## Do this
Quote each record exactly, please, leaving none out.
** start of Excerpted records **
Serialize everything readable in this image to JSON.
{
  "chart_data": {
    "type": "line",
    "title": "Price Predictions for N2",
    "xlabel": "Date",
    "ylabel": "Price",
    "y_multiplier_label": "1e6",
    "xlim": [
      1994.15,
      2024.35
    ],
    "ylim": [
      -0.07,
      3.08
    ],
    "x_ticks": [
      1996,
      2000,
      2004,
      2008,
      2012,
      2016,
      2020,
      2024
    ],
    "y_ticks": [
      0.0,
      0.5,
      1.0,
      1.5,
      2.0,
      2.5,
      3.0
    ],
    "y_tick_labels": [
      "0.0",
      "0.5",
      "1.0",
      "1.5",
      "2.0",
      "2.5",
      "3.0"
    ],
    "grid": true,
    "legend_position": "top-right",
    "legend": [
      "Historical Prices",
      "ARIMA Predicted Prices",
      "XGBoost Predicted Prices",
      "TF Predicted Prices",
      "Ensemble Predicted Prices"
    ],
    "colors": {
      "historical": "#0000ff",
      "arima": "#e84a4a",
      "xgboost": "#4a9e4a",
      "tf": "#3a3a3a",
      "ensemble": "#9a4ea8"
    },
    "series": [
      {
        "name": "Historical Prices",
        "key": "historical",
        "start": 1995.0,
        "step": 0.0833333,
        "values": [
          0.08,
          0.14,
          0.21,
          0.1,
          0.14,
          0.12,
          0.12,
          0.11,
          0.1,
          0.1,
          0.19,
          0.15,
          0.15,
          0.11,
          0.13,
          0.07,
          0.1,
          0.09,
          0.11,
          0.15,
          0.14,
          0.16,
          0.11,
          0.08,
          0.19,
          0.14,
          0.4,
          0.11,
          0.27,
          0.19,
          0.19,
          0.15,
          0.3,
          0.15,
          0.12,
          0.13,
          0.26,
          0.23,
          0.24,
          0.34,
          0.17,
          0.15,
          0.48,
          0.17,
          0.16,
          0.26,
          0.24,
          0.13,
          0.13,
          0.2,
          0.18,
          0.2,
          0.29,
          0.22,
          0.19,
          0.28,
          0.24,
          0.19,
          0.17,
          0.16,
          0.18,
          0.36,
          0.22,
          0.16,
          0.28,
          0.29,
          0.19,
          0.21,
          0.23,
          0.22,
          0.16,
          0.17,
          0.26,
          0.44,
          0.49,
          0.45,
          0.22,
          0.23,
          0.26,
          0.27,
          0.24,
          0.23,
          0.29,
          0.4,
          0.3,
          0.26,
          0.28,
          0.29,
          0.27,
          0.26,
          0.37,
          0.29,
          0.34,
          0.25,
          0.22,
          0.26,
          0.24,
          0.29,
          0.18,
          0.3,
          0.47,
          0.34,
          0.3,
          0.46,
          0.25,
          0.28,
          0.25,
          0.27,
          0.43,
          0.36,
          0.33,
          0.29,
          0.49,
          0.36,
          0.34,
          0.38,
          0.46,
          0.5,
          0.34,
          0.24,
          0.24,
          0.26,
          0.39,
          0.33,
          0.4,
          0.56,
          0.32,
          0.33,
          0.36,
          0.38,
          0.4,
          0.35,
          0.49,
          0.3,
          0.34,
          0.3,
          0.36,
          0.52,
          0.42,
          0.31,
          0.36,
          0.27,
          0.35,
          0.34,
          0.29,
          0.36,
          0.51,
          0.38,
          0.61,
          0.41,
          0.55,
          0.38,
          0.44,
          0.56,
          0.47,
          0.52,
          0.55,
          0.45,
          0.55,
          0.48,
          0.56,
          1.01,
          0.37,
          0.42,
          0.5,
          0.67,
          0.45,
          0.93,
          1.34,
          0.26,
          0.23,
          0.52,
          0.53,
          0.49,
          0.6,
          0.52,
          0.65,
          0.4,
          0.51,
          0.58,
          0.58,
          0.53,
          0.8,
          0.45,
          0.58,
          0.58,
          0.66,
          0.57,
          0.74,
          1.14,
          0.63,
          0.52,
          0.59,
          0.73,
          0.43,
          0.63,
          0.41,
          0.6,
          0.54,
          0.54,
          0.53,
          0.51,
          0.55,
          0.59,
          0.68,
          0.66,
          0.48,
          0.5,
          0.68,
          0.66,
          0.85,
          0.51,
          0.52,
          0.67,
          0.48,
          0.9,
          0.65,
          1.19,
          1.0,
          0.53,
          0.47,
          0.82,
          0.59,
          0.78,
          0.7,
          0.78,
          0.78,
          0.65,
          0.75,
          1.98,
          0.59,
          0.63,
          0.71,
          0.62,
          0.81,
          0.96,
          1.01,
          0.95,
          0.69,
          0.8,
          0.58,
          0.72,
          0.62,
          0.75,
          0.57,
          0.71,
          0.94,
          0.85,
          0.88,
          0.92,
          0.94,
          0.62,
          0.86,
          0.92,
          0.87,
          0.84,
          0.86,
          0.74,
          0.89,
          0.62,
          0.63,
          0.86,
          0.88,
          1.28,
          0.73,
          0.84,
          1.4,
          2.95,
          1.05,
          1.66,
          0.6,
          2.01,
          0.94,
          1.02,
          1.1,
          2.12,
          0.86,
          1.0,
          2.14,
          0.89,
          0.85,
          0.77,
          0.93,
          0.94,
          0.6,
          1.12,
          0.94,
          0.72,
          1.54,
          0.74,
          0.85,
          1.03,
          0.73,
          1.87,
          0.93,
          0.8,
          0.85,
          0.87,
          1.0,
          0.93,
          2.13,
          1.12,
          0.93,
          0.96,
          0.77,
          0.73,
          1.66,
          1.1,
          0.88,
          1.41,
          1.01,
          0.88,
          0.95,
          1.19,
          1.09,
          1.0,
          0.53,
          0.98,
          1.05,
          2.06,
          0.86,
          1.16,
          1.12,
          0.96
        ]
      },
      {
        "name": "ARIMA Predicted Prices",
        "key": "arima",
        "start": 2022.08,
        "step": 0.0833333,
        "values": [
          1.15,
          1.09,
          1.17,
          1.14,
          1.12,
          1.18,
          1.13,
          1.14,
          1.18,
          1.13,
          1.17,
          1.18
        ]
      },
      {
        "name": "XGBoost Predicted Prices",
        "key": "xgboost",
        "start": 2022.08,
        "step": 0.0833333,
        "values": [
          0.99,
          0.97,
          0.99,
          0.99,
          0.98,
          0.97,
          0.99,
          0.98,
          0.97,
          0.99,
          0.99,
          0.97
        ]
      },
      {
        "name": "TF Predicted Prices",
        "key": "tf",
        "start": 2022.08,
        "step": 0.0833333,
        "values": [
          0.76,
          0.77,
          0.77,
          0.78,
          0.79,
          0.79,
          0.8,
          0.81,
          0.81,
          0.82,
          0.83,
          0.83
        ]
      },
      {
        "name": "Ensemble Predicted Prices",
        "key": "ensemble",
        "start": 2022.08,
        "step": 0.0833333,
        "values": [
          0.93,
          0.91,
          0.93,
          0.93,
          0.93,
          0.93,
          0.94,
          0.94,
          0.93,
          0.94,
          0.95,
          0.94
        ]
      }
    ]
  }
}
** end of Excerpted records **
## Exercise output
Serialize everything readable in this image to JSON.
{
  "chart_data": {
    "type": "line",
    "title": "Price Predictions for N2",
    "xlabel": "Date",
    "ylabel": "Price",
    "y_multiplier_label": "1e6",
    "xlim": [
      1994.15,
      2024.35
    ],
    "ylim": [
      -0.07,
      3.08
    ],
    "x_ticks": [
      1996,
      2000,
      2004,
      2008,
      2012,
      2016,
      2020,
      2024
    ],
    "y_ticks": [
      0.0,
      0.5,
      1.0,
      1.5,
      2.0,
      2.5,
      3.0
    ],
    "y_tick_labels": [
      "0.0",
      "0.5",
      "1.0",
      "1.5",
      "2.0",
      "2.5",
      "3.0"
    ],
    "grid": true,
    "legend_position": "top-right",
    "legend": [
      "Historical Prices",
      "ARIMA Predicted Prices",
      "XGBoost Predicted Prices",
      "TF Predicted Prices",
      "Ensemble Predicted Prices"
    ],
    "colors": {
      "historical": "#0000ff",
      "arima": "#e84a4a",
      "xgboost": "#4a9e4a",
      "tf": "#3a3a3a",
      "ensemble": "#9a4ea8"
    },
    "series": [
      {
        "name": "Historical Prices",
        "key": "historical",
        "start": 1995.0,
        "step": 0.0833333,
        "values": [
          0.08,
          0.14,
          0.21,
          0.1,
          0.14,
          0.12,
          0.12,
          0.11,
          0.1,
          0.1,
          0.19,
          0.15,
          0.15,
          0.11,
          0.13,
          0.07,
          0.1,
          0.09,
          0.11,
          0.15,
          0.14,
          0.16,
          0.11,
          0.08,
          0.19,
          0.14,
          0.4,
          0.11,
          0.27,
          0.19,
          0.19,
          0.15,
          0.3,
          0.15,
          0.12,
          0.13,
          0.26,
          0.23,
          0.24,
          0.34,
          0.17,
          0.15,
          0.48,
          0.17,
          0.16,
          0.26,
          0.24,
          0.13,
          0.13,
          0.2,
          0.18,
          0.2,
          0.29,
          0.22,
          0.19,
          0.28,
          0.24,
          0.19,
          0.17,
          0.16,
          0.18,
          0.36,
          0.22,
          0.16,
          0.28,
          0.29,
          0.19,
          0.21,
          0.23,
          0.22,
          0.16,
          0.17,
          0.26,
          0.44,
          0.49,
          0.45,
          0.22,
          0.23,
          0.26,
          0.27,
          0.24,
          0.23,
          0.29,
          0.4,
          0.3,
          0.26,
          0.28,
          0.29,
          0.27,
          0.26,
          0.37,
          0.29,
          0.34,
          0.25,
          0.22,
          0.26,
          0.24,
          0.29,
          0.18,
          0.3,
          0.47,
          0.34,
          0.3,
          0.46,
          0.25,
          0.28,
          0.25,
          0.27,
          0.43,
          0.36,
          0.33,
          0.29,
          0.49,
          0.36,
          0.34,
          0.38,
          0.46,
          0.5,
          0.34,
          0.24,
          0.24,
          0.26,
          0.39,
          0.33,
          0.4,
          0.56,
          0.32,
          0.33,
          0.36,
          0.38,
          0.4,
          0.35,
          0.49,
          0.3,
          0.34,
          0.3,
          0.36,
          0.52,
          0.42,
          0.31,
          0.36,
          0.27,
          0.35,
          0.34,
          0.29,
          0.36,
          0.51,
          0.38,
          0.61,
          0.41,
          0.55,
          0.38,
          0.44,
          0.56,
          0.47,
          0.52,
          0.55,
          0.45,
          0.55,
          0.48,
          0.56,
          1.01,
          0.37,
          0.42,
          0.5,
          0.67,
          0.45,
          0.93,
          1.34,
          0.26,
          0.23,
          0.52,
          0.53,
          0.49,
          0.6,
          0.52,
          0.65,
          0.4,
          0.51,
          0.58,
          0.58,
          0.53,
          0.8,
          0.45,
          0.58,
          0.58,
          0.66,
          0.57,
          0.74,
          1.14,
          0.63,
          0.52,
          0.59,
          0.73,
          0.43,
          0.63,
          0.41,
          0.6,
          0.54,
          0.54,
          0.53,
          0.51,
          0.55,
          0.59,
          0.68,
          0.66,
          0.48,
          0.5,
          0.68,
          0.66,
          0.85,
          0.51,
          0.52,
          0.67,
          0.48,
          0.9,
          0.65,
          1.19,
          1.0,
          0.53,
          0.47,
          0.82,
          0.59,
          0.78,
          0.7,
          0.78,
          0.78,
          0.65,
          0.75,
          1.98,
          0.59,
          0.63,
          0.71,
          0.62,
          0.81,
          0.96,
          1.01,
          0.95,
          0.69,
          0.8,
          0.58,
          0.72,
          0.62,
          0.75,
          0.57,
          0.71,
          0.94,
          0.85,
          0.88,
          0.92,
          0.94,
          0.62,
          0.86,
          0.92,
          0.87,
          0.84,
          0.86,
          0.74,
          0.89,
          0.62,
          0.63,
          0.86,
          0.88,
          1.28,
          0.73,
          0.84,
          1.4,
          2.95,
          1.05,
          1.66,
          0.6,
          2.01,
          0.94,
          1.02,
          1.1,
          2.12,
          0.86,
          1.0,
          2.14,
          0.89,
          0.85,
          0.77,
          0.93,
          0.94,
          0.6,
          1.12,
          0.94,
          0.72,
          1.54,
          0.74,
          0.85,
          1.03,
          0.73,
          1.87,
          0.93,
          0.8,
          0.85,
          0.87,
          1.0,
          0.93,
          2.13,
          1.12,
          0.93,
          0.96,
          0.77,
          0.73,
          1.66,
          1.1,
          0.88,
          1.41,
          1.01,
          0.88,
          0.95,
          1.19,
          1.09,
          1.0,
          0.53,
          0.98,
          1.05,
          2.06,
          0.86,
          1.16,
          1.12,
          0.96
        ]
      },
      {
        "name": "ARIMA Predicted Prices",
        "key": "arima",
        "start": 2022.08,
        "step": 0.0833333,
        "values": [
          1.15,
          1.09,
          1.17,
          1.14,
          1.12,
          1.18,
          1.13,
          1.14,
          1.18,
          1.13,
          1.17,
          1.18
        ]
      },
      {
        "name": "XGBoost Predicted Prices",
        "key": "xgboost",
        "start": 2022.08,
        "step": 0.0833333,
        "values": [
          0.99,
          0.97,
          0.99,
          0.99,
          0.98,
          0.97,
          0.99,
          0.98,
          0.97,
          0.99,
          0.99,
          0.97
        ]
      },
      {
        "name": "TF Predicted Prices",
        "key": "tf",
        "start": 2022.08,
        "step": 0.0833333,
        "values": [
          0.76,
          0.77,
          0.77,
          0.78,
          0.79,
          0.79,
          0.8,
          0.81,
          0.81,
          0.82,
          0.83,
          0.83
        ]
      },
      {
        "name": "Ensemble Predicted Prices",
        "key": "ensemble",
        "start": 2022.08,
        "step": 0.0833333,
        "values": [
          0.93,
          0.91,
          0.93,
          0.93,
          0.93,
          0.93,
          0.94,
          0.94,
          0.93,
          0.94,
          0.95,
          0.94
        ]
      }
    ]
  }
}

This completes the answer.